— START —

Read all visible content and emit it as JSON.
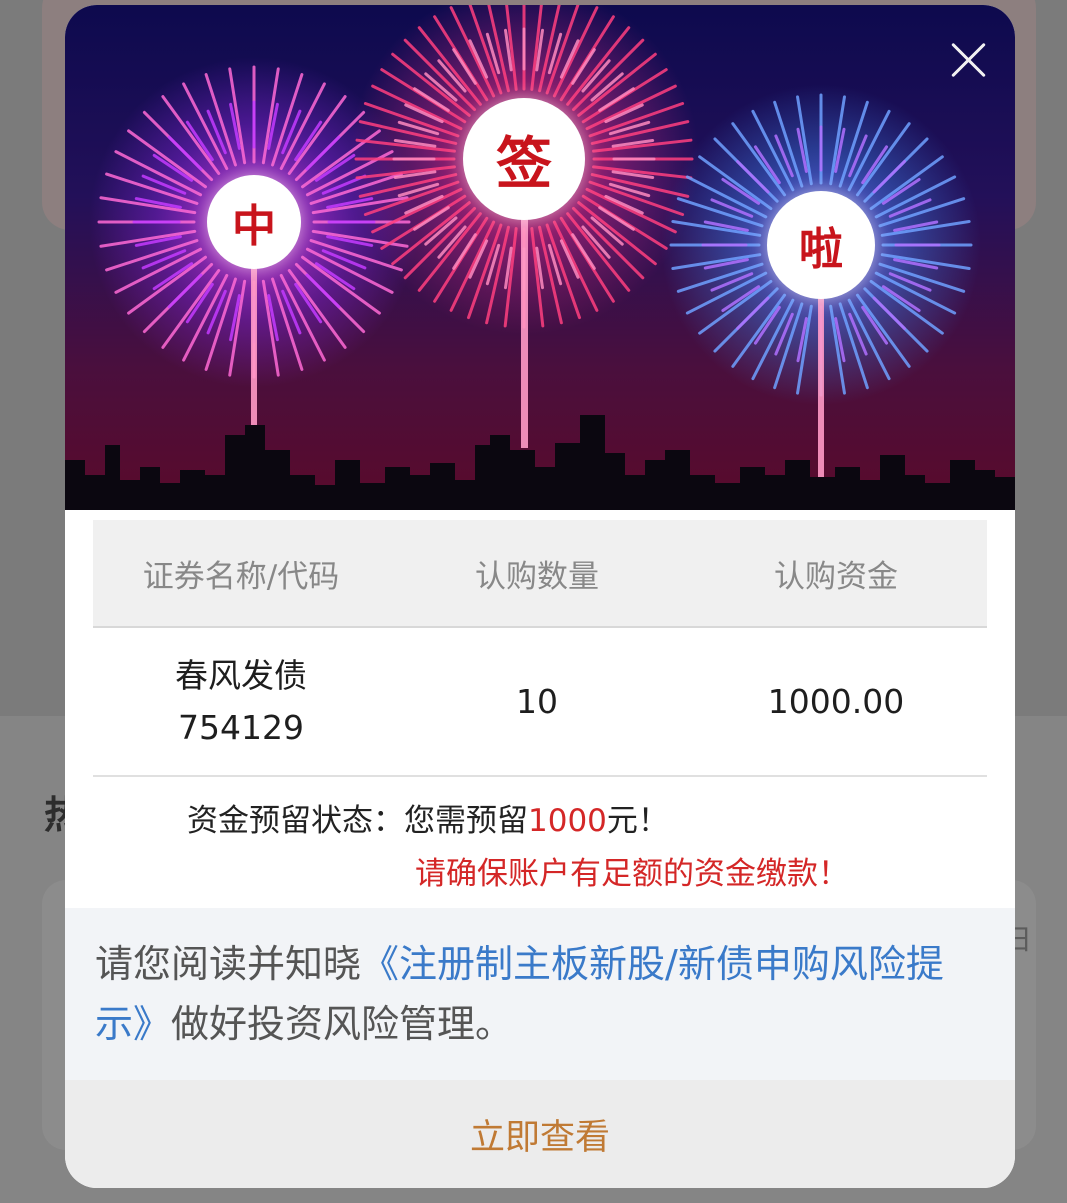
{
  "background": {
    "section_heading": "热",
    "side_text": "日"
  },
  "banner": {
    "badges": [
      "中",
      "签",
      "啦"
    ]
  },
  "table": {
    "headers": [
      "证券名称/代码",
      "认购数量",
      "认购资金"
    ],
    "rows": [
      {
        "name": "春风发债",
        "code": "754129",
        "quantity": "10",
        "amount": "1000.00"
      }
    ]
  },
  "reserve": {
    "label": "资金预留状态：",
    "prefix": "您需预留",
    "amount": "1000",
    "suffix": "元！",
    "warning": "请确保账户有足额的资金缴款！"
  },
  "notice": {
    "before": "请您阅读并知晓",
    "link": "《注册制主板新股/新债申购风险提示》",
    "after": "做好投资风险管理。"
  },
  "actions": {
    "view_label": "立即查看"
  },
  "colors": {
    "accent_red": "#d42727",
    "link_blue": "#3a7ac9",
    "button_text": "#c07a34"
  }
}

— END —

- **Objective**
Excluding the pictures, reproduce every entry exactly as given.

- **Finished task**
Read all visible content and emit it as JSON.
{
  "background": {
    "section_heading": "热",
    "side_text": "日"
  },
  "banner": {
    "badges": [
      "中",
      "签",
      "啦"
    ]
  },
  "table": {
    "headers": [
      "证券名称/代码",
      "认购数量",
      "认购资金"
    ],
    "rows": [
      {
        "name": "春风发债",
        "code": "754129",
        "quantity": "10",
        "amount": "1000.00"
      }
    ]
  },
  "reserve": {
    "label": "资金预留状态：",
    "prefix": "您需预留",
    "amount": "1000",
    "suffix": "元！",
    "warning": "请确保账户有足额的资金缴款！"
  },
  "notice": {
    "before": "请您阅读并知晓",
    "link": "《注册制主板新股/新债申购风险提示》",
    "after": "做好投资风险管理。"
  },
  "actions": {
    "view_label": "立即查看"
  },
  "colors": {
    "accent_red": "#d42727",
    "link_blue": "#3a7ac9",
    "button_text": "#c07a34"
  }
}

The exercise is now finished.